Set task: Reproduce the whole listing, character for character.
— BEGIN —
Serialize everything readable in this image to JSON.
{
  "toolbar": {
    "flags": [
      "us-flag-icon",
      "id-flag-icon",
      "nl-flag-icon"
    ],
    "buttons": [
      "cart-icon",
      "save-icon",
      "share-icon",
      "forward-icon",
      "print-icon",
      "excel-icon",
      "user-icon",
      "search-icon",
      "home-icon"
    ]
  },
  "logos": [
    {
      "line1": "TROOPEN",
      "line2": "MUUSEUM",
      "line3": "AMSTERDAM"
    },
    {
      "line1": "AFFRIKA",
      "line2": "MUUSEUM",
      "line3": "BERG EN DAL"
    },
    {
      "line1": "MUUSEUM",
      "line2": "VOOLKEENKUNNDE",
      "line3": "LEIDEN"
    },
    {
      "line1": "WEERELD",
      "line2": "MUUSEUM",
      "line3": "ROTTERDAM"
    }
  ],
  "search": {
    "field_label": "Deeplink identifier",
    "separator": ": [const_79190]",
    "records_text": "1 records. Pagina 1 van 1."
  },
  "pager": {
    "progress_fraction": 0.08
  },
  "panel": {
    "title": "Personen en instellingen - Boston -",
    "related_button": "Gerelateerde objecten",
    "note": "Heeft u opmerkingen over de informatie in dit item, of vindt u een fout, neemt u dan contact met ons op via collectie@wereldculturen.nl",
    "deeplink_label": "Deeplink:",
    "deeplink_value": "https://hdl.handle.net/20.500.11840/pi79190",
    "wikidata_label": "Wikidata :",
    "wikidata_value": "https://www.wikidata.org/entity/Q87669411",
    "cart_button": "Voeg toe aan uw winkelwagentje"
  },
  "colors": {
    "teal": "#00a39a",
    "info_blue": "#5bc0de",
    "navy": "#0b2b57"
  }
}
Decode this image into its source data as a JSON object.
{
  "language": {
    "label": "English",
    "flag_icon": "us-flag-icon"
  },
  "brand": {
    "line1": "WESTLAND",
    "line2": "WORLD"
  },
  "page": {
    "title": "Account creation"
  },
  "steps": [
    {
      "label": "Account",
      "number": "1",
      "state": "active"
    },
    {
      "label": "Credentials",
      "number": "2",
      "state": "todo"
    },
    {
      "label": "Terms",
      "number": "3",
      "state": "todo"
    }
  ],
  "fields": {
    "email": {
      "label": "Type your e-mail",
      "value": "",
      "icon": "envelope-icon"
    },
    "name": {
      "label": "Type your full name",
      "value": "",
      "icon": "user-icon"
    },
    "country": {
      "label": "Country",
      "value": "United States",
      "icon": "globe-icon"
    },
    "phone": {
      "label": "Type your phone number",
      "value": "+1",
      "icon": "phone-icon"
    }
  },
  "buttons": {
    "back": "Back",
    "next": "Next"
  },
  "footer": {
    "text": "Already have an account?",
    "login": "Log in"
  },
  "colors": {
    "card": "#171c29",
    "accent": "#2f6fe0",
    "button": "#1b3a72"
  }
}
— END —
Result for this exercise:
Serialize everything readable in this image to JSON.
{
  "toolbar": {
    "flags": [
      "us-flag-icon",
      "id-flag-icon",
      "nl-flag-icon"
    ],
    "buttons": [
      "cart-icon",
      "save-icon",
      "share-icon",
      "forward-icon",
      "print-icon",
      "excel-icon",
      "user-icon",
      "search-icon",
      "home-icon"
    ]
  },
  "logos": [
    {
      "line1": "TROOPEN",
      "line2": "MUUSEUM",
      "line3": "AMSTERDAM"
    },
    {
      "line1": "AFFRIKA",
      "line2": "MUUSEUM",
      "line3": "BERG EN DAL"
    },
    {
      "line1": "MUUSEUM",
      "line2": "VOOLKEENKUNNDE",
      "line3": "LEIDEN"
    },
    {
      "line1": "WEERELD",
      "line2": "MUUSEUM",
      "line3": "ROTTERDAM"
    }
  ],
  "search": {
    "field_label": "Deeplink identifier",
    "separator": ": [const_79190]",
    "records_text": "1 records. Pagina 1 van 1."
  },
  "pager": {
    "progress_fraction": 0.08
  },
  "panel": {
    "title": "Personen en instellingen - Boston -",
    "related_button": "Gerelateerde objecten",
    "note": "Heeft u opmerkingen over de informatie in dit item, of vindt u een fout, neemt u dan contact met ons op via collectie@wereldculturen.nl",
    "deeplink_label": "Deeplink:",
    "deeplink_value": "https://hdl.handle.net/20.500.11840/pi79190",
    "wikidata_label": "Wikidata :",
    "wikidata_value": "https://www.wikidata.org/entity/Q87669411",
    "cart_button": "Voeg toe aan uw winkelwagentje"
  },
  "colors": {
    "teal": "#00a39a",
    "info_blue": "#5bc0de",
    "navy": "#0b2b57"
  }
}
Decode this image into its source data as a JSON object.
{
  "language": {
    "label": "English",
    "flag_icon": "us-flag-icon"
  },
  "brand": {
    "line1": "WESTLAND",
    "line2": "WORLD"
  },
  "page": {
    "title": "Account creation"
  },
  "steps": [
    {
      "label": "Account",
      "number": "1",
      "state": "active"
    },
    {
      "label": "Credentials",
      "number": "2",
      "state": "todo"
    },
    {
      "label": "Terms",
      "number": "3",
      "state": "todo"
    }
  ],
  "fields": {
    "email": {
      "label": "Type your e-mail",
      "value": "",
      "icon": "envelope-icon"
    },
    "name": {
      "label": "Type your full name",
      "value": "",
      "icon": "user-icon"
    },
    "country": {
      "label": "Country",
      "value": "United States",
      "icon": "globe-icon"
    },
    "phone": {
      "label": "Type your phone number",
      "value": "+1",
      "icon": "phone-icon"
    }
  },
  "buttons": {
    "back": "Back",
    "next": "Next"
  },
  "footer": {
    "text": "Already have an account?",
    "login": "Log in"
  },
  "colors": {
    "card": "#171c29",
    "accent": "#2f6fe0",
    "button": "#1b3a72"
  }
}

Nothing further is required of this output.